Problem to solve =>
Copy out only the lines running from the one that contains "Read this page and output its text content." through the end of the listing. Pictures stay out.

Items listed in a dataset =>
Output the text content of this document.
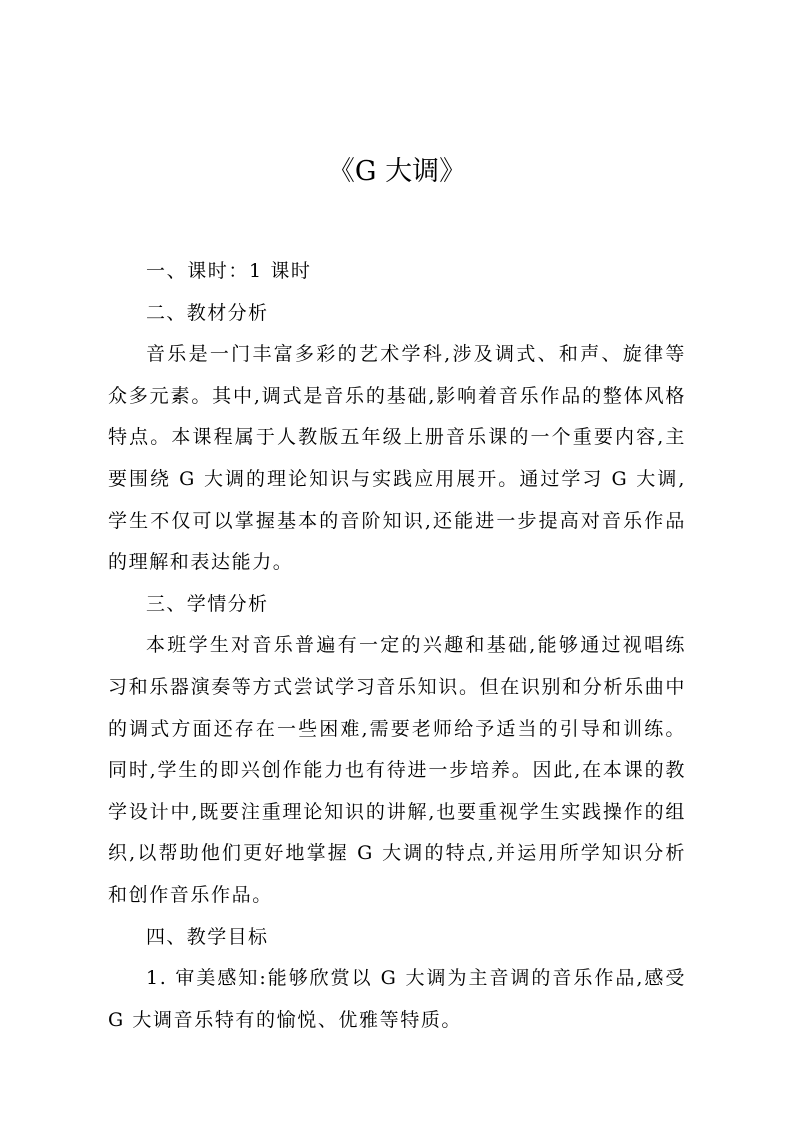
《G 大调》

一、课时：1 课时

二、教材分析

音乐是一门丰富多彩的艺术学科,涉及调式、和声、旋律等众多元素。其中,调式是音乐的基础,影响着音乐作品的整体风格特点。本课程属于人教版五年级上册音乐课的一个重要内容,主要围绕 G 大调的理论知识与实践应用展开。通过学习 G 大调,学生不仅可以掌握基本的音阶知识,还能进一步提高对音乐作品的理解和表达能力。

三、学情分析

本班学生对音乐普遍有一定的兴趣和基础,能够通过视唱练习和乐器演奏等方式尝试学习音乐知识。但在识别和分析乐曲中的调式方面还存在一些困难,需要老师给予适当的引导和训练。同时,学生的即兴创作能力也有待进一步培养。因此,在本课的教学设计中,既要注重理论知识的讲解,也要重视学生实践操作的组织,以帮助他们更好地掌握 G 大调的特点,并运用所学知识分析和创作音乐作品。

四、教学目标

1. 审美感知:能够欣赏以 G 大调为主音调的音乐作品,感受 G 大调音乐特有的愉悦、优雅等特质。
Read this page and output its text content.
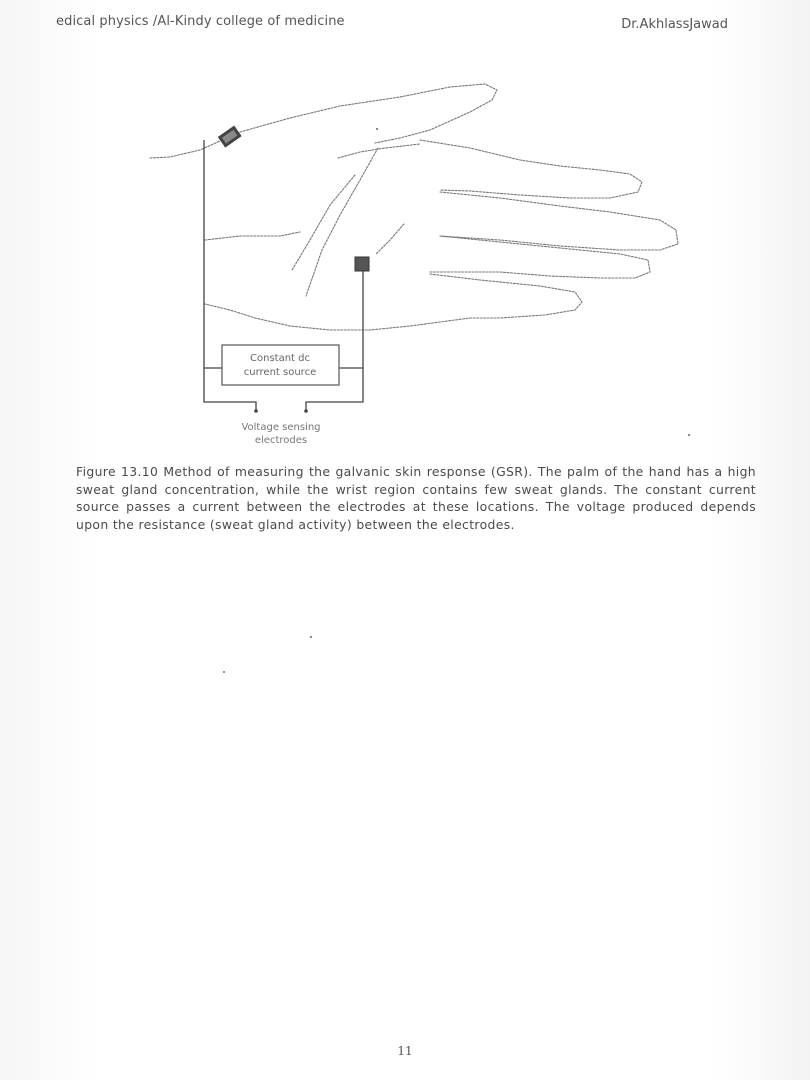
edical physics /Al-Kindy college of medicine	Dr.AkhlassJawad
Constant dc
current source
Voltage sensing
electrodes
Figure 13.10 Method of measuring the galvanic skin response (GSR). The palm of the hand has a high sweat gland concentration, while the wrist region contains few sweat glands. The constant current source passes a current between the electrodes at these locations. The voltage produced depends upon the resistance (sweat gland activity) between the electrodes.
11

Exercise result =>
Read this page and output its text content.
edical physics /Al-Kindy college of medicine	Dr.AkhlassJawad
Constant dc
current source
Voltage sensing
electrodes
Figure 13.10 Method of measuring the galvanic skin response (GSR). The palm of the hand has a high sweat gland concentration, while the wrist region contains few sweat glands. The constant current source passes a current between the electrodes at these locations. The voltage produced depends upon the resistance (sweat gland activity) between the electrodes.
11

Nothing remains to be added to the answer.